WHAT THE TASK REQUIRES: Under this task are some entries; return every one of them exactly.

>> Start INFORMATION GIVEN

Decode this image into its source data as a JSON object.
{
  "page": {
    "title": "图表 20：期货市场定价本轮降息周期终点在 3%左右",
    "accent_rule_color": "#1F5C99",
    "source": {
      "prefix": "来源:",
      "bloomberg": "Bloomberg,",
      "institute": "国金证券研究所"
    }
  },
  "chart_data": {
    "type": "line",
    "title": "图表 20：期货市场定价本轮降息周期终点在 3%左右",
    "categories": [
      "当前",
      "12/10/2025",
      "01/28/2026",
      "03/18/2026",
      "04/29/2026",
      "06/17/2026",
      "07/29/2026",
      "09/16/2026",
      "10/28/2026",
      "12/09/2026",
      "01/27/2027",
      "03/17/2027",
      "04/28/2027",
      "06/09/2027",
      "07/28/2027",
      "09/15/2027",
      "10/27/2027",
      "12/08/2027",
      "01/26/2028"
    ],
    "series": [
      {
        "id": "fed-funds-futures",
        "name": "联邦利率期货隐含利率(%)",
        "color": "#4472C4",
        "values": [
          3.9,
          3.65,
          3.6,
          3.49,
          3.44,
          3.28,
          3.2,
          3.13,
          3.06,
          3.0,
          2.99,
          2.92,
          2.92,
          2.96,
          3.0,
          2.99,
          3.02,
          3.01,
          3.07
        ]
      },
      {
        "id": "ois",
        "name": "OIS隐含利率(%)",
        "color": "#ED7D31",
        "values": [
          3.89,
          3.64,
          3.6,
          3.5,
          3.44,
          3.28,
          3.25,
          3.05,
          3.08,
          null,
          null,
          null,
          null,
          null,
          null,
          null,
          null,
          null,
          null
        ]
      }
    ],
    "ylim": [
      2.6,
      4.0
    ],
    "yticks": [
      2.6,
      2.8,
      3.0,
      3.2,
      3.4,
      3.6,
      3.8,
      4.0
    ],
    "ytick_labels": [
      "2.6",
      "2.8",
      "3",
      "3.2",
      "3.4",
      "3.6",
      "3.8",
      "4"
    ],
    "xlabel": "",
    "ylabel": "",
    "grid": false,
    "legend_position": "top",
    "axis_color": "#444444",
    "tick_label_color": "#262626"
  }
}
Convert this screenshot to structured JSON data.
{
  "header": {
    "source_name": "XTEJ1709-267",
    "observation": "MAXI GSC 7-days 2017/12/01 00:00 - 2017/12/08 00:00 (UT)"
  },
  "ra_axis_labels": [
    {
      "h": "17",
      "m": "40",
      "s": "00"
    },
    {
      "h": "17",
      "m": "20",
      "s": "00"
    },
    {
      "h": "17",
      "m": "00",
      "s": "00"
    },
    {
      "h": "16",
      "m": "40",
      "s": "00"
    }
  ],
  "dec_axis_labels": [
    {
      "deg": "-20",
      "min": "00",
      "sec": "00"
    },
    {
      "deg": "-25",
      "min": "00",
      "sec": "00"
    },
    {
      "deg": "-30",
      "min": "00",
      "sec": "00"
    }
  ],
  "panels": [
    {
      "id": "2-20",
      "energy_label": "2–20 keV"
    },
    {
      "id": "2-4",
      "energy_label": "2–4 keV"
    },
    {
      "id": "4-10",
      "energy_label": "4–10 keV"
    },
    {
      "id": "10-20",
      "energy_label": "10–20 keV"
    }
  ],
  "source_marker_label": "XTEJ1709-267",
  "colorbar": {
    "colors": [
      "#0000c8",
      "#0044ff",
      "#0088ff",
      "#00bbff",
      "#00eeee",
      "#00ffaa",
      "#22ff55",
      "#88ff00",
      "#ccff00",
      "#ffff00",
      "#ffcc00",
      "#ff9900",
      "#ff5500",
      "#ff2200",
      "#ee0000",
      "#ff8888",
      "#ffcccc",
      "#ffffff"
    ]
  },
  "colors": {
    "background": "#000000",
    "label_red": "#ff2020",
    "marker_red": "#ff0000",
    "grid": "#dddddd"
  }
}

>> End INFORMATION GIVEN

ANSWER TO THE PROBLEM:
Decode this image into its source data as a JSON object.
{
  "page": {
    "title": "图表 20：期货市场定价本轮降息周期终点在 3%左右",
    "accent_rule_color": "#1F5C99",
    "source": {
      "prefix": "来源:",
      "bloomberg": "Bloomberg,",
      "institute": "国金证券研究所"
    }
  },
  "chart_data": {
    "type": "line",
    "title": "图表 20：期货市场定价本轮降息周期终点在 3%左右",
    "categories": [
      "当前",
      "12/10/2025",
      "01/28/2026",
      "03/18/2026",
      "04/29/2026",
      "06/17/2026",
      "07/29/2026",
      "09/16/2026",
      "10/28/2026",
      "12/09/2026",
      "01/27/2027",
      "03/17/2027",
      "04/28/2027",
      "06/09/2027",
      "07/28/2027",
      "09/15/2027",
      "10/27/2027",
      "12/08/2027",
      "01/26/2028"
    ],
    "series": [
      {
        "id": "fed-funds-futures",
        "name": "联邦利率期货隐含利率(%)",
        "color": "#4472C4",
        "values": [
          3.9,
          3.65,
          3.6,
          3.49,
          3.44,
          3.28,
          3.2,
          3.13,
          3.06,
          3.0,
          2.99,
          2.92,
          2.92,
          2.96,
          3.0,
          2.99,
          3.02,
          3.01,
          3.07
        ]
      },
      {
        "id": "ois",
        "name": "OIS隐含利率(%)",
        "color": "#ED7D31",
        "values": [
          3.89,
          3.64,
          3.6,
          3.5,
          3.44,
          3.28,
          3.25,
          3.05,
          3.08,
          null,
          null,
          null,
          null,
          null,
          null,
          null,
          null,
          null,
          null
        ]
      }
    ],
    "ylim": [
      2.6,
      4.0
    ],
    "yticks": [
      2.6,
      2.8,
      3.0,
      3.2,
      3.4,
      3.6,
      3.8,
      4.0
    ],
    "ytick_labels": [
      "2.6",
      "2.8",
      "3",
      "3.2",
      "3.4",
      "3.6",
      "3.8",
      "4"
    ],
    "xlabel": "",
    "ylabel": "",
    "grid": false,
    "legend_position": "top",
    "axis_color": "#444444",
    "tick_label_color": "#262626"
  }
}
Convert this screenshot to structured JSON data.
{
  "header": {
    "source_name": "XTEJ1709-267",
    "observation": "MAXI GSC 7-days 2017/12/01 00:00 - 2017/12/08 00:00 (UT)"
  },
  "ra_axis_labels": [
    {
      "h": "17",
      "m": "40",
      "s": "00"
    },
    {
      "h": "17",
      "m": "20",
      "s": "00"
    },
    {
      "h": "17",
      "m": "00",
      "s": "00"
    },
    {
      "h": "16",
      "m": "40",
      "s": "00"
    }
  ],
  "dec_axis_labels": [
    {
      "deg": "-20",
      "min": "00",
      "sec": "00"
    },
    {
      "deg": "-25",
      "min": "00",
      "sec": "00"
    },
    {
      "deg": "-30",
      "min": "00",
      "sec": "00"
    }
  ],
  "panels": [
    {
      "id": "2-20",
      "energy_label": "2–20 keV"
    },
    {
      "id": "2-4",
      "energy_label": "2–4 keV"
    },
    {
      "id": "4-10",
      "energy_label": "4–10 keV"
    },
    {
      "id": "10-20",
      "energy_label": "10–20 keV"
    }
  ],
  "source_marker_label": "XTEJ1709-267",
  "colorbar": {
    "colors": [
      "#0000c8",
      "#0044ff",
      "#0088ff",
      "#00bbff",
      "#00eeee",
      "#00ffaa",
      "#22ff55",
      "#88ff00",
      "#ccff00",
      "#ffff00",
      "#ffcc00",
      "#ff9900",
      "#ff5500",
      "#ff2200",
      "#ee0000",
      "#ff8888",
      "#ffcccc",
      "#ffffff"
    ]
  },
  "colors": {
    "background": "#000000",
    "label_red": "#ff2020",
    "marker_red": "#ff0000",
    "grid": "#dddddd"
  }
}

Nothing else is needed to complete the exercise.